━━━━━ Given entries ━━━━━

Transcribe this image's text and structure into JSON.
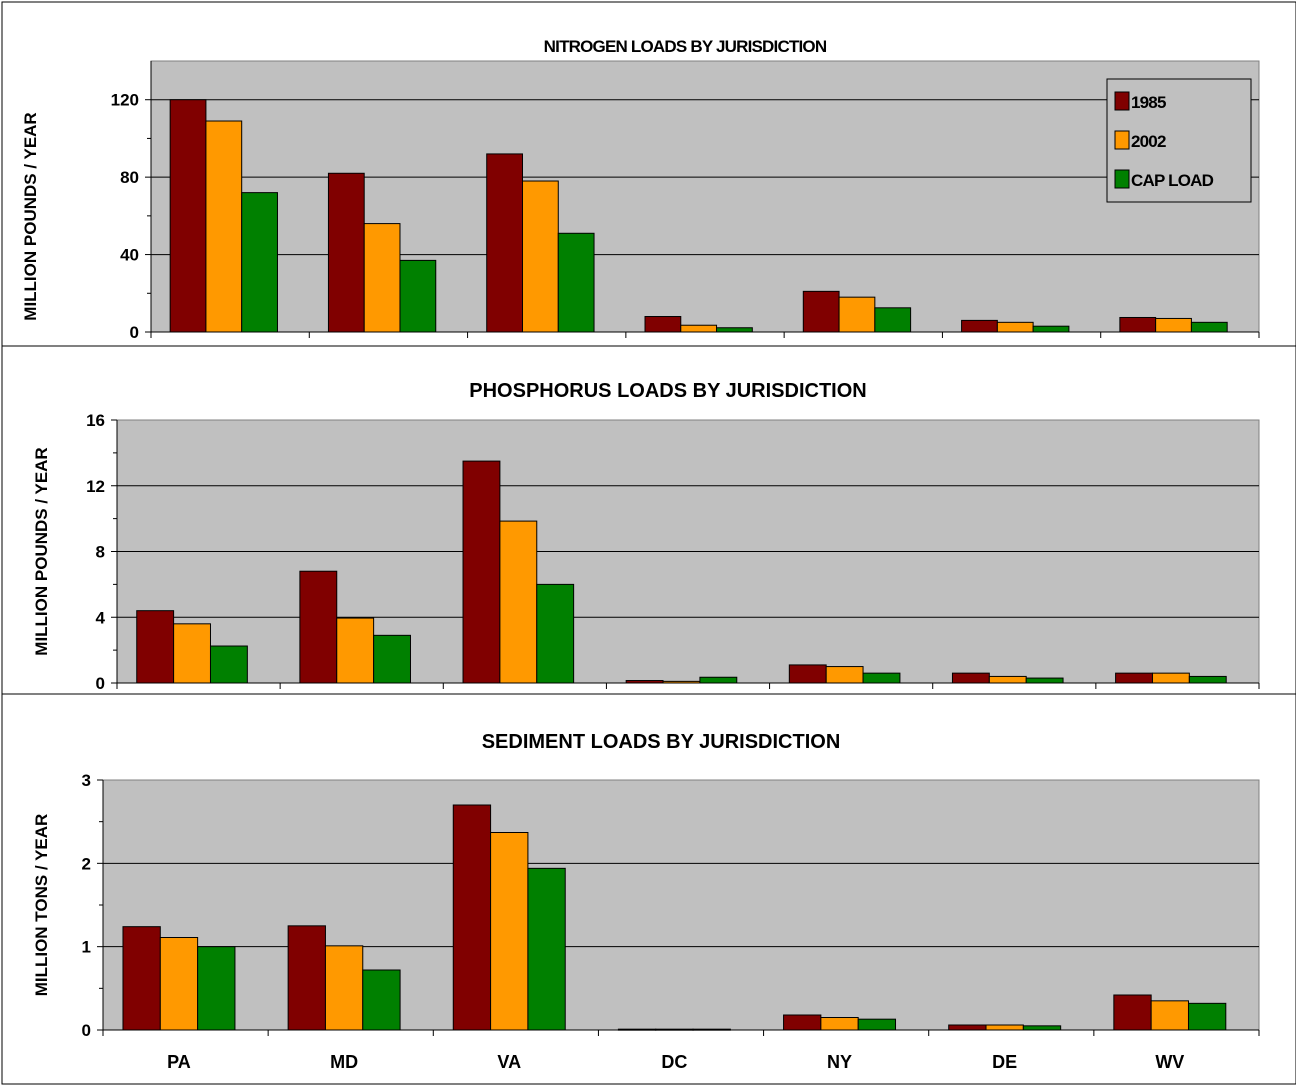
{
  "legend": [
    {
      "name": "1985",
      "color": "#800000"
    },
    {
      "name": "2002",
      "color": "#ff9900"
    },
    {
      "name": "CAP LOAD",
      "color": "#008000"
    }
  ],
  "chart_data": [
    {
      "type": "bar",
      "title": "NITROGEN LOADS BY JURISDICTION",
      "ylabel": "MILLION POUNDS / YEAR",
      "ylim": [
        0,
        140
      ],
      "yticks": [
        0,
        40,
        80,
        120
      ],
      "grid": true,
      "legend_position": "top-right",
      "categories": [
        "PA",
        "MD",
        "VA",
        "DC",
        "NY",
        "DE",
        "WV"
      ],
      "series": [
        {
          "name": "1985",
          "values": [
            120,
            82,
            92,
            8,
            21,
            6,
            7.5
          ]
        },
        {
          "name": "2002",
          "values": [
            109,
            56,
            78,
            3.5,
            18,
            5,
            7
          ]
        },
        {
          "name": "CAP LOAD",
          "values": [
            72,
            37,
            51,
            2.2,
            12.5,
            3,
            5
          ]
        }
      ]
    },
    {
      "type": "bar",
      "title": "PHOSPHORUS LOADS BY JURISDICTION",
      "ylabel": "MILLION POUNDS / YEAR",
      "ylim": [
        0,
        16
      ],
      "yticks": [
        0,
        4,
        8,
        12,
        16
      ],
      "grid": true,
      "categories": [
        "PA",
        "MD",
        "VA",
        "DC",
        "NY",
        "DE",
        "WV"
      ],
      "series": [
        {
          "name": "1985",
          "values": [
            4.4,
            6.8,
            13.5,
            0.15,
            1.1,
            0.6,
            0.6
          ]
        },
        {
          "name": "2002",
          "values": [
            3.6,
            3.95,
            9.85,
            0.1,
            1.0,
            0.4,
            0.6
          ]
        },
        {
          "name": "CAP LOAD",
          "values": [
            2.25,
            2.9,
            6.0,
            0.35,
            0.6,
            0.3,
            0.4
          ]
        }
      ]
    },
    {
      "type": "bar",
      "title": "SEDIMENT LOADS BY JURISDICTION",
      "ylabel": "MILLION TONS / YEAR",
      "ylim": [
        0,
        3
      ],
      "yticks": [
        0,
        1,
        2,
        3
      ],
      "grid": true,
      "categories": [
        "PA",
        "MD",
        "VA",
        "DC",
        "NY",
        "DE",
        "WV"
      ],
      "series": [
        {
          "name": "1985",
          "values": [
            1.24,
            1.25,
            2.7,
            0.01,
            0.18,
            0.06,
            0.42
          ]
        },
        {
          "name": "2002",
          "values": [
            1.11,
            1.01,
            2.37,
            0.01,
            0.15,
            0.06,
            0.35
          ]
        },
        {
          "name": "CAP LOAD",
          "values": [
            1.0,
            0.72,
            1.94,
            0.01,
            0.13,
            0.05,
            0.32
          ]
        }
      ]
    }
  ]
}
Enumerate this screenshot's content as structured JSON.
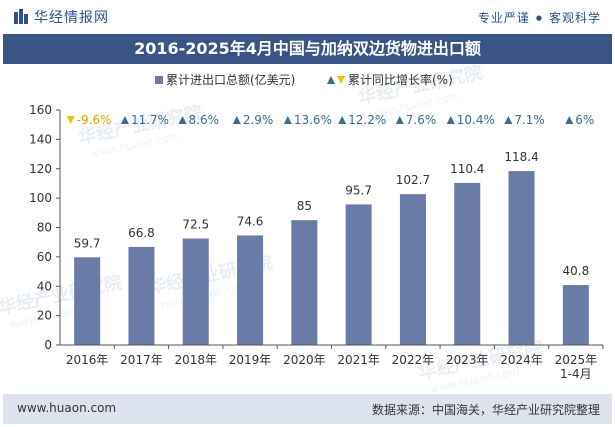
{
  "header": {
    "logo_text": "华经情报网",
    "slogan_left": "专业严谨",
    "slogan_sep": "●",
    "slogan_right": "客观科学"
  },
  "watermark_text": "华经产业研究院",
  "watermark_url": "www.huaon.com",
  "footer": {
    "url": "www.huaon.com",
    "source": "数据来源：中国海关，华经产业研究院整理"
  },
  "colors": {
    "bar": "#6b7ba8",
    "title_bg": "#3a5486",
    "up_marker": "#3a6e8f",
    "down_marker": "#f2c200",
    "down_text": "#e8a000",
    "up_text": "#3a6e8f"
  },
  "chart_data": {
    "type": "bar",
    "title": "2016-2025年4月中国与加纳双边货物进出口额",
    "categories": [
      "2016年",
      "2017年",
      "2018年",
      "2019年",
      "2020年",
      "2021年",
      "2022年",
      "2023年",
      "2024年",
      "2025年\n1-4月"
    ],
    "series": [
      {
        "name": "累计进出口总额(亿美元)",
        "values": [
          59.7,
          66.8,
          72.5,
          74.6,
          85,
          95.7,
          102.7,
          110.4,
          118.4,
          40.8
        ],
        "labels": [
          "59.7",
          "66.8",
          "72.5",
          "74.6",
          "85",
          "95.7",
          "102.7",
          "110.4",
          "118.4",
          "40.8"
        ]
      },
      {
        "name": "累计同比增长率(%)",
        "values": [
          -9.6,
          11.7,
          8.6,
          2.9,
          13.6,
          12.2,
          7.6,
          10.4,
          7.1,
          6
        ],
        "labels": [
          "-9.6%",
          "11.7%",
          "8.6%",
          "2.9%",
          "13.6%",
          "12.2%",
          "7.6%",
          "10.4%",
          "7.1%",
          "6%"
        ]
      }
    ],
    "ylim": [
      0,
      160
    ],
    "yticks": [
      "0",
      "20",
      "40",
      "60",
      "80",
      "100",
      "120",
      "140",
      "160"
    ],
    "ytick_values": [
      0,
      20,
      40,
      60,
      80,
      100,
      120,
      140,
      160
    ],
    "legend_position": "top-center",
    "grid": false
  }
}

━━━━━

Leave out the pictures and copy the rest of the material above exactly.

* **Solution for this exercise**
Transcribe this image's text and structure into JSON.
{
  "legend": [
    {
      "name": "1985",
      "color": "#800000"
    },
    {
      "name": "2002",
      "color": "#ff9900"
    },
    {
      "name": "CAP LOAD",
      "color": "#008000"
    }
  ],
  "chart_data": [
    {
      "type": "bar",
      "title": "NITROGEN LOADS BY JURISDICTION",
      "ylabel": "MILLION POUNDS / YEAR",
      "ylim": [
        0,
        140
      ],
      "yticks": [
        0,
        40,
        80,
        120
      ],
      "grid": true,
      "legend_position": "top-right",
      "categories": [
        "PA",
        "MD",
        "VA",
        "DC",
        "NY",
        "DE",
        "WV"
      ],
      "series": [
        {
          "name": "1985",
          "values": [
            120,
            82,
            92,
            8,
            21,
            6,
            7.5
          ]
        },
        {
          "name": "2002",
          "values": [
            109,
            56,
            78,
            3.5,
            18,
            5,
            7
          ]
        },
        {
          "name": "CAP LOAD",
          "values": [
            72,
            37,
            51,
            2.2,
            12.5,
            3,
            5
          ]
        }
      ]
    },
    {
      "type": "bar",
      "title": "PHOSPHORUS LOADS BY JURISDICTION",
      "ylabel": "MILLION POUNDS / YEAR",
      "ylim": [
        0,
        16
      ],
      "yticks": [
        0,
        4,
        8,
        12,
        16
      ],
      "grid": true,
      "categories": [
        "PA",
        "MD",
        "VA",
        "DC",
        "NY",
        "DE",
        "WV"
      ],
      "series": [
        {
          "name": "1985",
          "values": [
            4.4,
            6.8,
            13.5,
            0.15,
            1.1,
            0.6,
            0.6
          ]
        },
        {
          "name": "2002",
          "values": [
            3.6,
            3.95,
            9.85,
            0.1,
            1.0,
            0.4,
            0.6
          ]
        },
        {
          "name": "CAP LOAD",
          "values": [
            2.25,
            2.9,
            6.0,
            0.35,
            0.6,
            0.3,
            0.4
          ]
        }
      ]
    },
    {
      "type": "bar",
      "title": "SEDIMENT LOADS BY JURISDICTION",
      "ylabel": "MILLION TONS / YEAR",
      "ylim": [
        0,
        3
      ],
      "yticks": [
        0,
        1,
        2,
        3
      ],
      "grid": true,
      "categories": [
        "PA",
        "MD",
        "VA",
        "DC",
        "NY",
        "DE",
        "WV"
      ],
      "series": [
        {
          "name": "1985",
          "values": [
            1.24,
            1.25,
            2.7,
            0.01,
            0.18,
            0.06,
            0.42
          ]
        },
        {
          "name": "2002",
          "values": [
            1.11,
            1.01,
            2.37,
            0.01,
            0.15,
            0.06,
            0.35
          ]
        },
        {
          "name": "CAP LOAD",
          "values": [
            1.0,
            0.72,
            1.94,
            0.01,
            0.13,
            0.05,
            0.32
          ]
        }
      ]
    }
  ]
}
Enumerate this screenshot's content as structured JSON.
{
  "header": {
    "logo_text": "华经情报网",
    "slogan_left": "专业严谨",
    "slogan_sep": "●",
    "slogan_right": "客观科学"
  },
  "watermark_text": "华经产业研究院",
  "watermark_url": "www.huaon.com",
  "footer": {
    "url": "www.huaon.com",
    "source": "数据来源：中国海关，华经产业研究院整理"
  },
  "colors": {
    "bar": "#6b7ba8",
    "title_bg": "#3a5486",
    "up_marker": "#3a6e8f",
    "down_marker": "#f2c200",
    "down_text": "#e8a000",
    "up_text": "#3a6e8f"
  },
  "chart_data": {
    "type": "bar",
    "title": "2016-2025年4月中国与加纳双边货物进出口额",
    "categories": [
      "2016年",
      "2017年",
      "2018年",
      "2019年",
      "2020年",
      "2021年",
      "2022年",
      "2023年",
      "2024年",
      "2025年\n1-4月"
    ],
    "series": [
      {
        "name": "累计进出口总额(亿美元)",
        "values": [
          59.7,
          66.8,
          72.5,
          74.6,
          85,
          95.7,
          102.7,
          110.4,
          118.4,
          40.8
        ],
        "labels": [
          "59.7",
          "66.8",
          "72.5",
          "74.6",
          "85",
          "95.7",
          "102.7",
          "110.4",
          "118.4",
          "40.8"
        ]
      },
      {
        "name": "累计同比增长率(%)",
        "values": [
          -9.6,
          11.7,
          8.6,
          2.9,
          13.6,
          12.2,
          7.6,
          10.4,
          7.1,
          6
        ],
        "labels": [
          "-9.6%",
          "11.7%",
          "8.6%",
          "2.9%",
          "13.6%",
          "12.2%",
          "7.6%",
          "10.4%",
          "7.1%",
          "6%"
        ]
      }
    ],
    "ylim": [
      0,
      160
    ],
    "yticks": [
      "0",
      "20",
      "40",
      "60",
      "80",
      "100",
      "120",
      "140",
      "160"
    ],
    "ytick_values": [
      0,
      20,
      40,
      60,
      80,
      100,
      120,
      140,
      160
    ],
    "legend_position": "top-center",
    "grid": false
  }
}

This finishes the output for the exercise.